> Exercise prompt
In your copy, leave out the pictures; write out all the data exactly.

Stored dataset items
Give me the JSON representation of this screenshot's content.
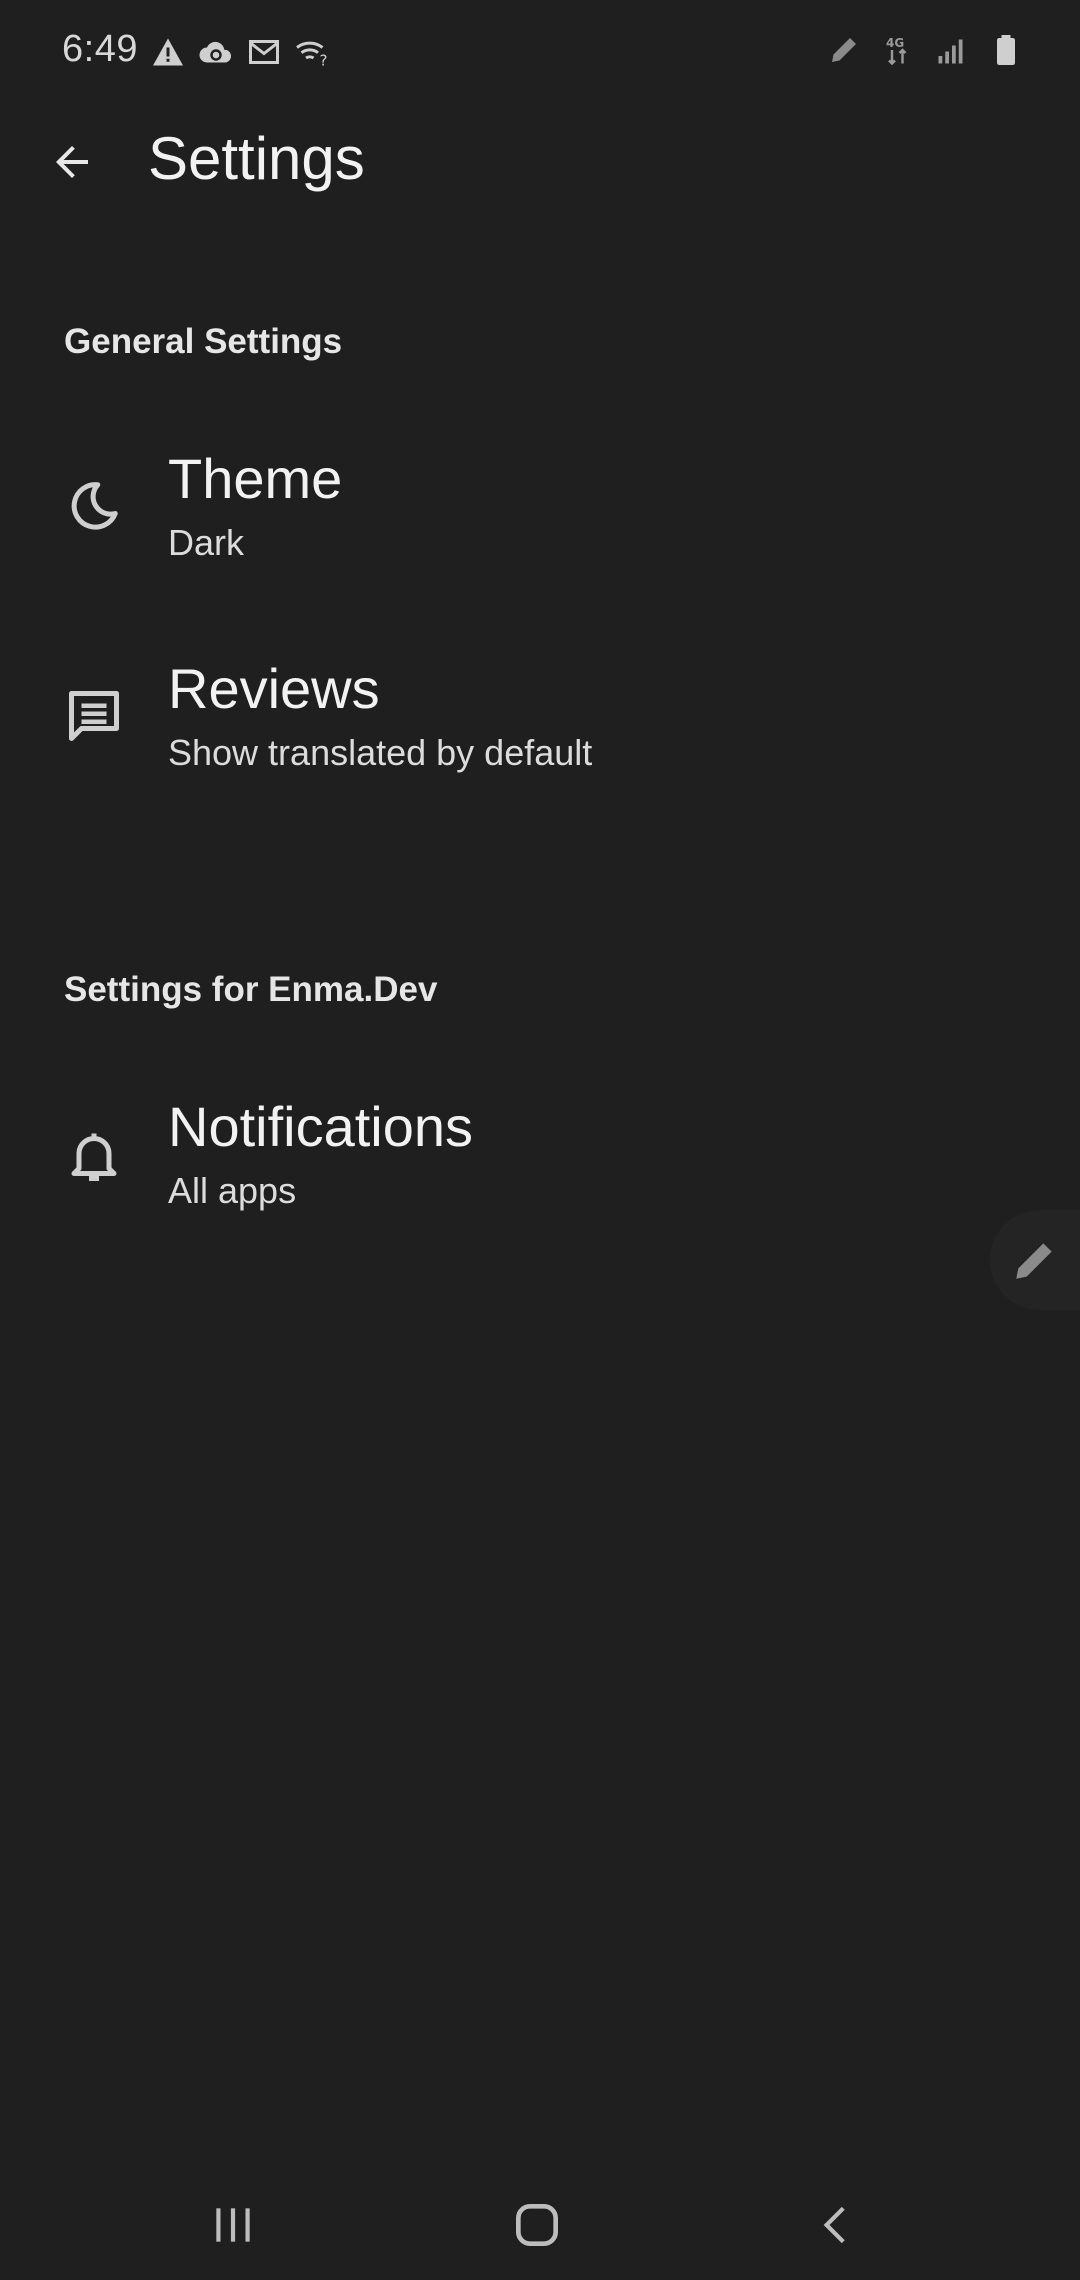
{
  "status_bar": {
    "time": "6:49",
    "left_icons": [
      "alert-icon",
      "cloud-sync-icon",
      "gmail-icon",
      "wifi-question-icon"
    ],
    "right_icons": [
      "pen-icon",
      "4g-lte-icon",
      "signal-icon",
      "battery-icon"
    ]
  },
  "app_bar": {
    "title": "Settings"
  },
  "sections": [
    {
      "header": "General Settings",
      "items": [
        {
          "icon": "moon-icon",
          "title": "Theme",
          "summary": "Dark"
        },
        {
          "icon": "message-icon",
          "title": "Reviews",
          "summary": "Show translated by default"
        }
      ]
    },
    {
      "header": "Settings for Enma.Dev",
      "items": [
        {
          "icon": "bell-icon",
          "title": "Notifications",
          "summary": "All apps"
        }
      ]
    }
  ],
  "nav_bar": {
    "buttons": [
      "recent-apps-icon",
      "home-icon",
      "back-icon"
    ]
  },
  "colors": {
    "background": "#1f1f1f",
    "text_primary": "#f2f2f2",
    "icon": "#cfcfcf"
  }
}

> Task response
Give me the JSON representation of this screenshot's content.
{
  "status_bar": {
    "time": "6:49",
    "left_icons": [
      "alert-icon",
      "cloud-sync-icon",
      "gmail-icon",
      "wifi-question-icon"
    ],
    "right_icons": [
      "pen-icon",
      "4g-lte-icon",
      "signal-icon",
      "battery-icon"
    ]
  },
  "app_bar": {
    "title": "Settings"
  },
  "sections": [
    {
      "header": "General Settings",
      "items": [
        {
          "icon": "moon-icon",
          "title": "Theme",
          "summary": "Dark"
        },
        {
          "icon": "message-icon",
          "title": "Reviews",
          "summary": "Show translated by default"
        }
      ]
    },
    {
      "header": "Settings for Enma.Dev",
      "items": [
        {
          "icon": "bell-icon",
          "title": "Notifications",
          "summary": "All apps"
        }
      ]
    }
  ],
  "nav_bar": {
    "buttons": [
      "recent-apps-icon",
      "home-icon",
      "back-icon"
    ]
  },
  "colors": {
    "background": "#1f1f1f",
    "text_primary": "#f2f2f2",
    "icon": "#cfcfcf"
  }
}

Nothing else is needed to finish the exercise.